Here the job is to restate every entry word for word.

[Dataset rows of page text]
▬▬▬▬▬▬▬▬▬▬

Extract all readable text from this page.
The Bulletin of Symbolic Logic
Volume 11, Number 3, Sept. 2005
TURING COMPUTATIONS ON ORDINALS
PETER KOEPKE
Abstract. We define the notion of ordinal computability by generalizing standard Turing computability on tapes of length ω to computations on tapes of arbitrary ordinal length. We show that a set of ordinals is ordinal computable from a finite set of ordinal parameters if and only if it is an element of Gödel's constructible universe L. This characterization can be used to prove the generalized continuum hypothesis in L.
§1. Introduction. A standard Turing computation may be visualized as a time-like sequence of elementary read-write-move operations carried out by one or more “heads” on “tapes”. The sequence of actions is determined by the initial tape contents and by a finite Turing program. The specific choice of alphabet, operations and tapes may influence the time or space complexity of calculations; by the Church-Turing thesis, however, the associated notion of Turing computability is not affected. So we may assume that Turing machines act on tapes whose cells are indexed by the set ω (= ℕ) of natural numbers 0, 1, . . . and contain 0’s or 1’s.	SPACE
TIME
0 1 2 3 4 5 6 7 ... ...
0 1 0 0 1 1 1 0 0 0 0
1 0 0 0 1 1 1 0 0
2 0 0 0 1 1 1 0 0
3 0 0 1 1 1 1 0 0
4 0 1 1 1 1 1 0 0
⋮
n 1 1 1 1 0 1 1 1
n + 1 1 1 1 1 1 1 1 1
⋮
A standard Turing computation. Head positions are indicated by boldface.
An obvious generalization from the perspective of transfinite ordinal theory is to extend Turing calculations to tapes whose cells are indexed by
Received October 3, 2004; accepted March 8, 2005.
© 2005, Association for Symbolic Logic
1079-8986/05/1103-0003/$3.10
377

▬▬▬▬▬▬▬▬▬▬

#### [Response]
Extract all readable text from this page.
The Bulletin of Symbolic Logic
Volume 11, Number 3, Sept. 2005
TURING COMPUTATIONS ON ORDINALS
PETER KOEPKE
Abstract. We define the notion of ordinal computability by generalizing standard Turing computability on tapes of length ω to computations on tapes of arbitrary ordinal length. We show that a set of ordinals is ordinal computable from a finite set of ordinal parameters if and only if it is an element of Gödel's constructible universe L. This characterization can be used to prove the generalized continuum hypothesis in L.
§1. Introduction. A standard Turing computation may be visualized as a time-like sequence of elementary read-write-move operations carried out by one or more “heads” on “tapes”. The sequence of actions is determined by the initial tape contents and by a finite Turing program. The specific choice of alphabet, operations and tapes may influence the time or space complexity of calculations; by the Church-Turing thesis, however, the associated notion of Turing computability is not affected. So we may assume that Turing machines act on tapes whose cells are indexed by the set ω (= ℕ) of natural numbers 0, 1, . . . and contain 0’s or 1’s.	SPACE
TIME
0 1 2 3 4 5 6 7 ... ...
0 1 0 0 1 1 1 0 0 0 0
1 0 0 0 1 1 1 0 0
2 0 0 0 1 1 1 0 0
3 0 0 1 1 1 1 0 0
4 0 1 1 1 1 1 0 0
⋮
n 1 1 1 1 0 1 1 1
n + 1 1 1 1 1 1 1 1 1
⋮
A standard Turing computation. Head positions are indicated by boldface.
An obvious generalization from the perspective of transfinite ordinal theory is to extend Turing calculations to tapes whose cells are indexed by
Received October 3, 2004; accepted March 8, 2005.
© 2005, Association for Symbolic Logic
1079-8986/05/1103-0003/$3.10
377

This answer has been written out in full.